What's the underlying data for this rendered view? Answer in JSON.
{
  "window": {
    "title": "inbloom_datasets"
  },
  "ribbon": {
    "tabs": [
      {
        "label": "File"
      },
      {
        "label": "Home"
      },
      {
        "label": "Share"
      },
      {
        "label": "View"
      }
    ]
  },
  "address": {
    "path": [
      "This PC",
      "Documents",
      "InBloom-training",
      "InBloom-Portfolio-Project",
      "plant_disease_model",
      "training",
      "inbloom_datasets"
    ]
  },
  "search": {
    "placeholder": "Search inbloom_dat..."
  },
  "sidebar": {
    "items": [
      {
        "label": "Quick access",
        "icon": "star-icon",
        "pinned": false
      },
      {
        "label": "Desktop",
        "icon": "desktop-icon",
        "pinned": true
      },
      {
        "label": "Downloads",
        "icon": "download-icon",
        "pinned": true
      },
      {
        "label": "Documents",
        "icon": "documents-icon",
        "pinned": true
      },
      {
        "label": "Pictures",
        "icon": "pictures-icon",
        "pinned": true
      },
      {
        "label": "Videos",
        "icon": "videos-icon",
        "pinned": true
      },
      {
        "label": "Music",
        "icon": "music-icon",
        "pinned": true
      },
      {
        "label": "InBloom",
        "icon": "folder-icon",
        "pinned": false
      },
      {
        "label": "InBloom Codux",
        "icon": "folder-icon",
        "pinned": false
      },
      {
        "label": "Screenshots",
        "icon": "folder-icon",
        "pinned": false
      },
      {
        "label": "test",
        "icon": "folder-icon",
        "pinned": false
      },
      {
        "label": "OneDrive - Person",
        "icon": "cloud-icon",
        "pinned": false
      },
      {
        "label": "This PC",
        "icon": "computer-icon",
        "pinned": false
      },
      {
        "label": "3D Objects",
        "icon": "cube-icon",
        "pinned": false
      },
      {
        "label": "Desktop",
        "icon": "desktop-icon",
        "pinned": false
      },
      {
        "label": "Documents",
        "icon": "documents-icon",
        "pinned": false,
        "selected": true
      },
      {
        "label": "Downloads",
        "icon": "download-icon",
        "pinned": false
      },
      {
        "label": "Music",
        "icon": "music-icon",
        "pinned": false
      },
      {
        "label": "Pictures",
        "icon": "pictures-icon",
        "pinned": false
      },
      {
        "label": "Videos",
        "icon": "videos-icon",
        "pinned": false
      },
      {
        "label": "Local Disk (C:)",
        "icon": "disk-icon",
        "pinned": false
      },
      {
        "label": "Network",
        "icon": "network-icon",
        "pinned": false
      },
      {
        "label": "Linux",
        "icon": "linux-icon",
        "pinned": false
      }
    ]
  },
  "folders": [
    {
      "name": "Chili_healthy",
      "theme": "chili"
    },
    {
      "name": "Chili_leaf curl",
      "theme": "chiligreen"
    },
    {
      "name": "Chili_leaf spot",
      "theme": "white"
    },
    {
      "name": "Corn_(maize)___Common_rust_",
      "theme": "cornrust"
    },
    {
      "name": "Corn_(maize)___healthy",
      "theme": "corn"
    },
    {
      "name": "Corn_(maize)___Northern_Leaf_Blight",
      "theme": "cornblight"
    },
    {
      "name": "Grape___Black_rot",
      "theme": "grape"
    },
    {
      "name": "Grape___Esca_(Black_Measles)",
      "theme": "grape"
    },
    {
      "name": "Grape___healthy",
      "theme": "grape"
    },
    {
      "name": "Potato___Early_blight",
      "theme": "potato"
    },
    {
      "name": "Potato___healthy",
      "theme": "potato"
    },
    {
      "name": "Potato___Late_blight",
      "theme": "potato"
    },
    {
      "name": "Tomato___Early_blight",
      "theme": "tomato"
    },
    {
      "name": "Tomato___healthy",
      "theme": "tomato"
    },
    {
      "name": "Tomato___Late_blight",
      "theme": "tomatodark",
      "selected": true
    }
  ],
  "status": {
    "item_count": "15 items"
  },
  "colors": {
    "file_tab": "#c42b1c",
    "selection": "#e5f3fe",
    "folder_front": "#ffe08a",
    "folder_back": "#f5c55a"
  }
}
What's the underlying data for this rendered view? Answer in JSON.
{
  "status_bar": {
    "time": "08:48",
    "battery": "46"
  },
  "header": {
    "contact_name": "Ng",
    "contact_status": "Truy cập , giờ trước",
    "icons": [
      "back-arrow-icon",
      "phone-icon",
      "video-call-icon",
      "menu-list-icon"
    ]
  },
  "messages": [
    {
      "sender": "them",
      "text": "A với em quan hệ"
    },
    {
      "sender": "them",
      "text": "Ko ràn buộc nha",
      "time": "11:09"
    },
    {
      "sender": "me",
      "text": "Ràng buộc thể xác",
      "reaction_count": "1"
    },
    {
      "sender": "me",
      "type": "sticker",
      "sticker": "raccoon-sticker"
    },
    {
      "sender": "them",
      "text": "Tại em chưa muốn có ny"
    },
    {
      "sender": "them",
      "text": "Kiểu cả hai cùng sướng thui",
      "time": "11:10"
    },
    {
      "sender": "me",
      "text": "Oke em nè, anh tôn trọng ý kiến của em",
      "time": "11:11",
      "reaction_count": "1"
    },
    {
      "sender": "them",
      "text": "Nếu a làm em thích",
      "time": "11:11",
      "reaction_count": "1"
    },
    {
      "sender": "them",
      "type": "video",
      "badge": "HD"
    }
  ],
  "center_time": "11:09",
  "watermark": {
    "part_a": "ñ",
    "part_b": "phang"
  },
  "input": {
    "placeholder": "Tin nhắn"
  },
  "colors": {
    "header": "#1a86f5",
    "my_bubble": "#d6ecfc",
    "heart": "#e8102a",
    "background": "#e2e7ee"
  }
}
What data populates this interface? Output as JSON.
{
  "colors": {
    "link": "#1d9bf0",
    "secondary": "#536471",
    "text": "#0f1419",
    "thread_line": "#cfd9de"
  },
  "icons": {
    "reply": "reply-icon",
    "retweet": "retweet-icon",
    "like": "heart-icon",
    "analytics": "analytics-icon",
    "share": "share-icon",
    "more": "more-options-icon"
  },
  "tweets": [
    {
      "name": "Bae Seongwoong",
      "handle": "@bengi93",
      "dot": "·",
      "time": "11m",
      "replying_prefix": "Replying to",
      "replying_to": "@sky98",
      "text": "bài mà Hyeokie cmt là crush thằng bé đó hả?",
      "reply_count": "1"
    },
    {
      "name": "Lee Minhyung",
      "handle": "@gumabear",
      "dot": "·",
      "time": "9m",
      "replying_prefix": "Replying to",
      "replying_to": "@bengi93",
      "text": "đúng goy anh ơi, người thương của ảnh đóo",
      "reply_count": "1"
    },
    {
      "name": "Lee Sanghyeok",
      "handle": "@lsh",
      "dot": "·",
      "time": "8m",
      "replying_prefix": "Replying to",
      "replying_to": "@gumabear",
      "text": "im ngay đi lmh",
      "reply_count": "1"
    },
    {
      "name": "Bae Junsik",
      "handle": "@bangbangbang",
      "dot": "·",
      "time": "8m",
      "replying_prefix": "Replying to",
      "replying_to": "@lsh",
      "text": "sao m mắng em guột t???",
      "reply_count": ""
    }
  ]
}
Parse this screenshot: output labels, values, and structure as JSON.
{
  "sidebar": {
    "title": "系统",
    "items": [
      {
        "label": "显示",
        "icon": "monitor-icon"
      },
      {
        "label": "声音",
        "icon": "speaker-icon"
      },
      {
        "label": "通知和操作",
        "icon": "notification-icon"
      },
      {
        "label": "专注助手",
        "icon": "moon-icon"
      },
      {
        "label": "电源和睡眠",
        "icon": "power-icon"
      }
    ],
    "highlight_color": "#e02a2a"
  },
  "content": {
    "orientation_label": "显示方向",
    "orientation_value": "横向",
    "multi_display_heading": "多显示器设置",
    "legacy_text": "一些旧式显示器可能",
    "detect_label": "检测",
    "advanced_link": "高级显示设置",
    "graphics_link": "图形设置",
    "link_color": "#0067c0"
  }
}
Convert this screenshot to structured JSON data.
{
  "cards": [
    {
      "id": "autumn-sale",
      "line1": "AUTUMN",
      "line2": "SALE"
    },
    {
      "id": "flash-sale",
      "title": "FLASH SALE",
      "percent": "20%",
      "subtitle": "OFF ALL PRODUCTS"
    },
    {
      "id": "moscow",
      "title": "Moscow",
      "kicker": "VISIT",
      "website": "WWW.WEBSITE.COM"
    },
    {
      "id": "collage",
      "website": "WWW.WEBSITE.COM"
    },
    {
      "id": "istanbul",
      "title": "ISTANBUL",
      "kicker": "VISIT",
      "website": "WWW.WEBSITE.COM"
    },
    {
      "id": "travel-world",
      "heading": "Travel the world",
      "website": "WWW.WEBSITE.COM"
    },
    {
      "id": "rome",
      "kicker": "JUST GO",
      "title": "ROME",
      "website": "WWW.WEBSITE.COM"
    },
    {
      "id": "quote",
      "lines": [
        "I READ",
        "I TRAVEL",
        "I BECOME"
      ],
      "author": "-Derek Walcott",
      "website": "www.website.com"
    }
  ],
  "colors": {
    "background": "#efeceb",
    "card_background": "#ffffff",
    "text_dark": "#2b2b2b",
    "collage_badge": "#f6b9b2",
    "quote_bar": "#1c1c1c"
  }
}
• • • •
> WORK INSTRUCTIONS:
List all lines from the entries that include the word "placeholder".

> OUTPUT:
    "placeholder": "Search inbloom_dat..."
    "placeholder": "Tin nhắn"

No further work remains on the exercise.